TASK TO COMPLETE → Search the listing below for the string "text" and show each line that contains it.

STORED ROWS →
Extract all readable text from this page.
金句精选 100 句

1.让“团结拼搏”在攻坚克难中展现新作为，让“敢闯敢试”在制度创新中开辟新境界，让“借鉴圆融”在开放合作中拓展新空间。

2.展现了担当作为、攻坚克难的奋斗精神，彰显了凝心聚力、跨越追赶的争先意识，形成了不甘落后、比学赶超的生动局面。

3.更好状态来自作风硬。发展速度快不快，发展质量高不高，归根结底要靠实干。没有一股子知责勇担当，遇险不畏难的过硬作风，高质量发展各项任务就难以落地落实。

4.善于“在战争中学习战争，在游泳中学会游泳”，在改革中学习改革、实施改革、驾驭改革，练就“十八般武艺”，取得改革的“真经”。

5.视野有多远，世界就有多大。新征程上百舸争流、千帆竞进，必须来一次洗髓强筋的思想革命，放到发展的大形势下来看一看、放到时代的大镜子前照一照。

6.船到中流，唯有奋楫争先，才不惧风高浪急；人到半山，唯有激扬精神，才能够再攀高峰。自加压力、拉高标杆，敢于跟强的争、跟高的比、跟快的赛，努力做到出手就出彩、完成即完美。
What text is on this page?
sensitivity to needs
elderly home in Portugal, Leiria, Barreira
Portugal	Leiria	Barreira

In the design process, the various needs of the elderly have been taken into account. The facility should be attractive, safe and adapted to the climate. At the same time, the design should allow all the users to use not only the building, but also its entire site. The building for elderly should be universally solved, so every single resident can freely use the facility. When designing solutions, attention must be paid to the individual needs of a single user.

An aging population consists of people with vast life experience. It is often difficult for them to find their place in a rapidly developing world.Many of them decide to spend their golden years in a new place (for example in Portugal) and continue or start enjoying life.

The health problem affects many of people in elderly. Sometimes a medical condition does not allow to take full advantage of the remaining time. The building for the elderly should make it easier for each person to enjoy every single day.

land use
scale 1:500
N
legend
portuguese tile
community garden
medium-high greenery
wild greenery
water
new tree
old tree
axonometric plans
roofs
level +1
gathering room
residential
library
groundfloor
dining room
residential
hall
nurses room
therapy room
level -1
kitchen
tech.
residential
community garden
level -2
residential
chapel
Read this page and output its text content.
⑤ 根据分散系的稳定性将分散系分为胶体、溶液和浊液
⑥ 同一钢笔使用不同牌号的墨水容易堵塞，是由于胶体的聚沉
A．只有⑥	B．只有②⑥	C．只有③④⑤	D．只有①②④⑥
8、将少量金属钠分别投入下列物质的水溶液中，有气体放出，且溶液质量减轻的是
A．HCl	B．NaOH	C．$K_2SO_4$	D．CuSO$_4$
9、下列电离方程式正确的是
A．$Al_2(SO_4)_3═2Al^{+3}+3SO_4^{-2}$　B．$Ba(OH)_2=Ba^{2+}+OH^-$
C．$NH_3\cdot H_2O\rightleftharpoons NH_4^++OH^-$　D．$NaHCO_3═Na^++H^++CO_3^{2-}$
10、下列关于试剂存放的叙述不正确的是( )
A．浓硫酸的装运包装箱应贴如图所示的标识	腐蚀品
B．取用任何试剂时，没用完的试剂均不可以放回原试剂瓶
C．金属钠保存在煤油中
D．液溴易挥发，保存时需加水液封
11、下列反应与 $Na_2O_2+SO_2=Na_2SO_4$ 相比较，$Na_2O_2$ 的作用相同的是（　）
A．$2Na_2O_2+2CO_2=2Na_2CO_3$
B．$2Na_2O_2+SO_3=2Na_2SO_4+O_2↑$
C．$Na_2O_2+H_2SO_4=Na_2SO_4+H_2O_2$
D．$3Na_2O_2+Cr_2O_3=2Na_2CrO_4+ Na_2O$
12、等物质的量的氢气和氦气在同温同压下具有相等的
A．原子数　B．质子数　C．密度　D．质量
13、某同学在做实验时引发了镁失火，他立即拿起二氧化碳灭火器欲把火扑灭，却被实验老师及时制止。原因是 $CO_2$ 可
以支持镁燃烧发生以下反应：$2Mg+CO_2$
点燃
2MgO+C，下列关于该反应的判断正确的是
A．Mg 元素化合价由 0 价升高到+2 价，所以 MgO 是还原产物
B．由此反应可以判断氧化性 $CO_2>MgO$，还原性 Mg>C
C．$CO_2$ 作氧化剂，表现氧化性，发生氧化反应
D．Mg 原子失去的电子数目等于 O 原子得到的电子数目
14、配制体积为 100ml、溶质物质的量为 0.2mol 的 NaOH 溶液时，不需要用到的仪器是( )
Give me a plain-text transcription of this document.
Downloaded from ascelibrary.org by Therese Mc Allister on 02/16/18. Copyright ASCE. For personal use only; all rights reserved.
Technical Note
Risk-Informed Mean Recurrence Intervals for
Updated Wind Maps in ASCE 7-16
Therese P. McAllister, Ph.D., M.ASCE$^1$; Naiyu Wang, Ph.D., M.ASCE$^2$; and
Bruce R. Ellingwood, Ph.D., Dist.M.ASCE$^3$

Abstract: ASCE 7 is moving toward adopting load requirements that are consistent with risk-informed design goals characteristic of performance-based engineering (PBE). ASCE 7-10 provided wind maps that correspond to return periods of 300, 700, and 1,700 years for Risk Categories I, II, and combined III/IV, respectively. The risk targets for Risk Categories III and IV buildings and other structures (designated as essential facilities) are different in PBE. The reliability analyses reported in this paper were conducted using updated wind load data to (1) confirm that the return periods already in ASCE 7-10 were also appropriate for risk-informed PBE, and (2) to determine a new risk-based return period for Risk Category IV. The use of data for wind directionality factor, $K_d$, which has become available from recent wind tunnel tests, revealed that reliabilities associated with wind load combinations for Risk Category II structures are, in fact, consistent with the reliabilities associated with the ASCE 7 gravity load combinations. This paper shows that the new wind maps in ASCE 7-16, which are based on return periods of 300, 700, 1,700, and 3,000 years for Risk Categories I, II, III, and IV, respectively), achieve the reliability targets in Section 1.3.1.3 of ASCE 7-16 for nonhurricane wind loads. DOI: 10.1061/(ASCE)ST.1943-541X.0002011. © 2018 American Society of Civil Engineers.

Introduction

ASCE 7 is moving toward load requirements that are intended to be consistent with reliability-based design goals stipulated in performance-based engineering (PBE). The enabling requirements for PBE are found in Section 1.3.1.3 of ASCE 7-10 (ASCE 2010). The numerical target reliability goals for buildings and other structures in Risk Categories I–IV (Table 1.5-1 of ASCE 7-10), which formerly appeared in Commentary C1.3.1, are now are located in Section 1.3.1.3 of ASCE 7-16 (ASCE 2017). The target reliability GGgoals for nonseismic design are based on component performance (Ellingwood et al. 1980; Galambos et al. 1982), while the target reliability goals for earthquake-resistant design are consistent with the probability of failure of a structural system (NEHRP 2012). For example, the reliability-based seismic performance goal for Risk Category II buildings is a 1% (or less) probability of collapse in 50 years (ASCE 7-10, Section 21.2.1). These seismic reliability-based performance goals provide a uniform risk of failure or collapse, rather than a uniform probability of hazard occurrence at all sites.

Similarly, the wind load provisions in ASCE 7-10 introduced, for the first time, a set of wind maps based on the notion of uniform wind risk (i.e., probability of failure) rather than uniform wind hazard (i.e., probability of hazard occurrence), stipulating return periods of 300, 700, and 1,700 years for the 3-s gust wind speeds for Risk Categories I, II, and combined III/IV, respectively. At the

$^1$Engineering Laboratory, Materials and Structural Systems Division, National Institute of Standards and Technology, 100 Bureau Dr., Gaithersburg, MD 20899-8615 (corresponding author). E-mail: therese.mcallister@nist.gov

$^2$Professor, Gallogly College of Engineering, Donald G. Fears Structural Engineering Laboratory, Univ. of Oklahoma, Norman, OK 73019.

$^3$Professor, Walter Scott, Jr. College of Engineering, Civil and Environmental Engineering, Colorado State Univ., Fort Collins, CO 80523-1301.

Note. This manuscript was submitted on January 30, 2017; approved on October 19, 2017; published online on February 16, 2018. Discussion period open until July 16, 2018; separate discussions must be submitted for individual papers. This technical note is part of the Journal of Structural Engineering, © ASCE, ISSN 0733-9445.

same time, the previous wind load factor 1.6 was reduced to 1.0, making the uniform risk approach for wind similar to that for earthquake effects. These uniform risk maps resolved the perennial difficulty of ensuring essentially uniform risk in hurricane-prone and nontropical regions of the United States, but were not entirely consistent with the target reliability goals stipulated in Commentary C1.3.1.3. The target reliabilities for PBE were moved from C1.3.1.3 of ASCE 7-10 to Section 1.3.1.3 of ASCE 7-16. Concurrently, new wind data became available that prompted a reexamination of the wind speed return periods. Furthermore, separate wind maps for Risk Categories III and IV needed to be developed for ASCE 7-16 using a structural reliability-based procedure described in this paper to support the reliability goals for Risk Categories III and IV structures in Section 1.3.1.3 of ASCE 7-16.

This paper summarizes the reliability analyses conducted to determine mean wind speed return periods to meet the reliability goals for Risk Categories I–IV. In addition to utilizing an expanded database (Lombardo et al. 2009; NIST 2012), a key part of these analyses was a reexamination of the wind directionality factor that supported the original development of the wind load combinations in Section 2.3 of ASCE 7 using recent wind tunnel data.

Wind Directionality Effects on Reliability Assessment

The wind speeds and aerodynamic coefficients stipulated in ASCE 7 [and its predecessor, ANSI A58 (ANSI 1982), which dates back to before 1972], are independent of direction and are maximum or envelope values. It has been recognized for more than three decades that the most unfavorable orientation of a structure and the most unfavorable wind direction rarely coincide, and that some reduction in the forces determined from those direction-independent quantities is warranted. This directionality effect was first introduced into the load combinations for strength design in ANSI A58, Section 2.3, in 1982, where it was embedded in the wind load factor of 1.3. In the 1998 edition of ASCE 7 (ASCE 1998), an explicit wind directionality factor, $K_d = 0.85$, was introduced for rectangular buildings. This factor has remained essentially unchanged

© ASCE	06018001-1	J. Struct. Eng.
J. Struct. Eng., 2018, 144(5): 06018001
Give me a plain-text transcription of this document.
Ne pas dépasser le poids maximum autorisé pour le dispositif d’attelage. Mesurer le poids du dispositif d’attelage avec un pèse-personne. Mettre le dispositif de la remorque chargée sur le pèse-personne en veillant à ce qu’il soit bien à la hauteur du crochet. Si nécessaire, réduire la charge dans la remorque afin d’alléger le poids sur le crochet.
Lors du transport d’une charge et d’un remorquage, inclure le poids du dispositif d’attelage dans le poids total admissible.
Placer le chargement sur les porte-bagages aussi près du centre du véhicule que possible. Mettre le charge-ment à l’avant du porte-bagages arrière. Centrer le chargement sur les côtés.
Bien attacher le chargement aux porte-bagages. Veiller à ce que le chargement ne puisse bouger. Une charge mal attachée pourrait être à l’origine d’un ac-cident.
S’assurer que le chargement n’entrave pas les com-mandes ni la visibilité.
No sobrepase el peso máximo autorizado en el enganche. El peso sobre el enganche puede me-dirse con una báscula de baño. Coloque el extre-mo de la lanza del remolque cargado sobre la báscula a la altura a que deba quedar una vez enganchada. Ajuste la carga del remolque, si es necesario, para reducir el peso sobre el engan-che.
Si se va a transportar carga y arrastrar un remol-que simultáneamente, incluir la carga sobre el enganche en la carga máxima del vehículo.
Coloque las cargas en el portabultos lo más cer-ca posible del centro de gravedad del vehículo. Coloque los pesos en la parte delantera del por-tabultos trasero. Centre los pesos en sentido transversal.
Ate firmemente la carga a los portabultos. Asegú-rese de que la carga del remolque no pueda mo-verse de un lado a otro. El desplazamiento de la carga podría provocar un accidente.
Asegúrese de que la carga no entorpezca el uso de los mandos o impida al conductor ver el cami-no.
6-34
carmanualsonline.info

SOLUTION FOR THIS EXERCISE →
Extract all readable text from this page.
What text is on this page?
Read this page and output its text content.
Give me a plain-text transcription of this document.
Give me a plain-text transcription of this document.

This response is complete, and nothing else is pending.